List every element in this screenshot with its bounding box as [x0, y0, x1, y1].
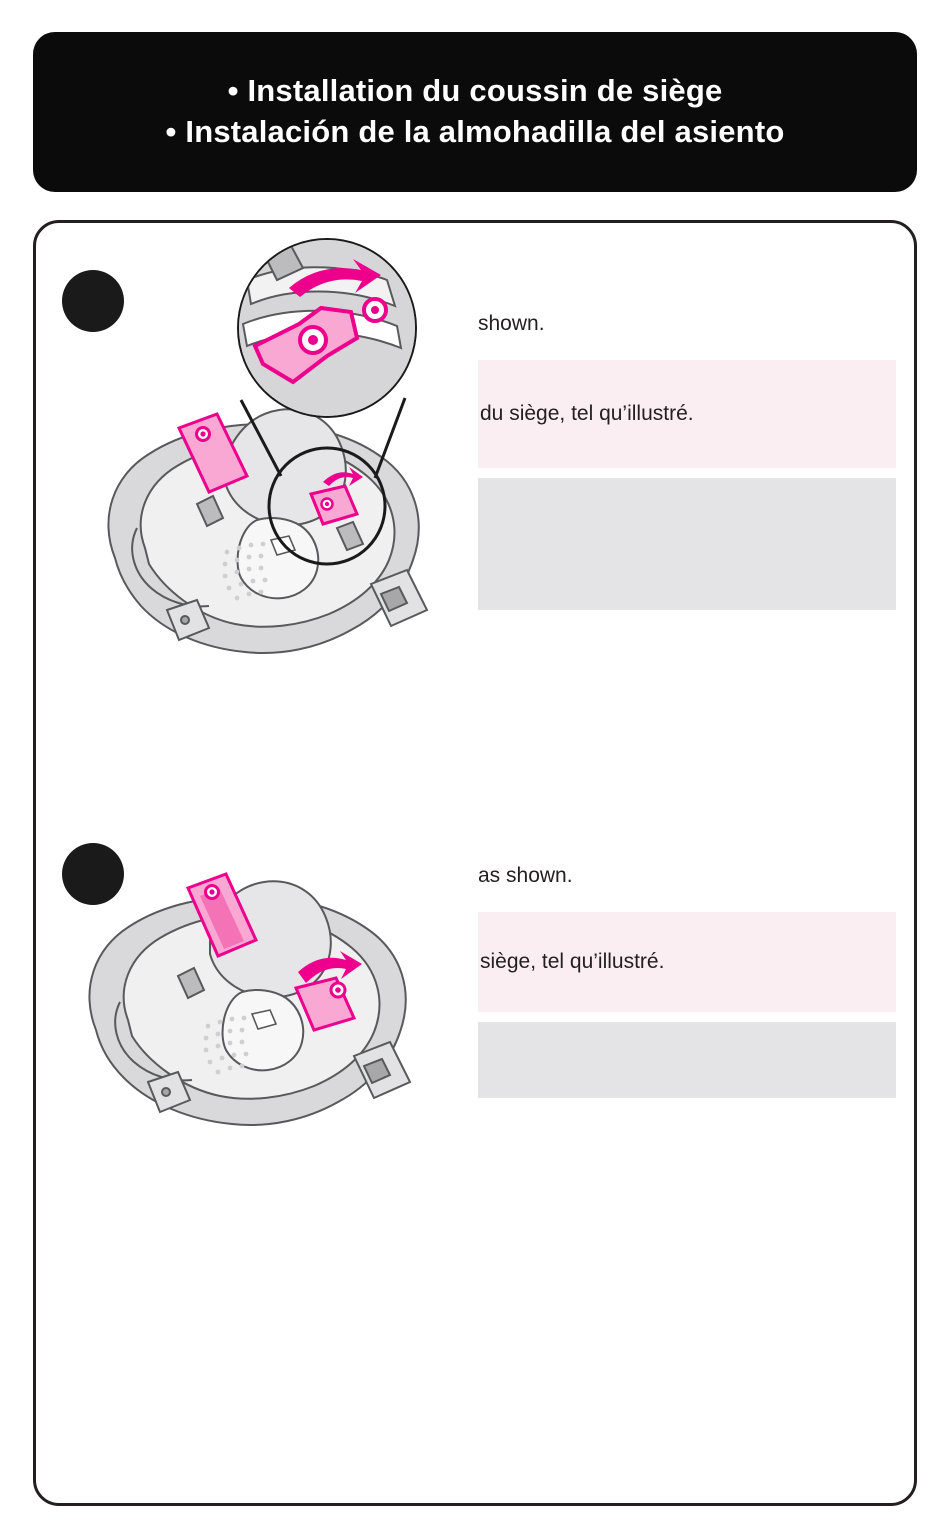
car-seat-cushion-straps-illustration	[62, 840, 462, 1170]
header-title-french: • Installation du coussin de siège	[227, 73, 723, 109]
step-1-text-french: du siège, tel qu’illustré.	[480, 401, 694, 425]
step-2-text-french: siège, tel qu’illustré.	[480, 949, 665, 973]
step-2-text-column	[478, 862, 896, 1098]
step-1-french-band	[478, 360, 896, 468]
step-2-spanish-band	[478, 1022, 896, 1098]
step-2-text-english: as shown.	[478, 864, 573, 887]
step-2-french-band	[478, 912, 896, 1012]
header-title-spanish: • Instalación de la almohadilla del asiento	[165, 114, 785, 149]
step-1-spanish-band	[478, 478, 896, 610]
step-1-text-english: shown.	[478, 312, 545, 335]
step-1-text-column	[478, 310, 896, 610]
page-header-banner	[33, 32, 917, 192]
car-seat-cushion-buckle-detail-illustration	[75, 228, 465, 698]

= What to do =
Return each line of the items above that contains the string "column".

= Reply to the exercise =
step-2-text-column	[478, 862, 896, 1098]
step-1-text-column	[478, 310, 896, 610]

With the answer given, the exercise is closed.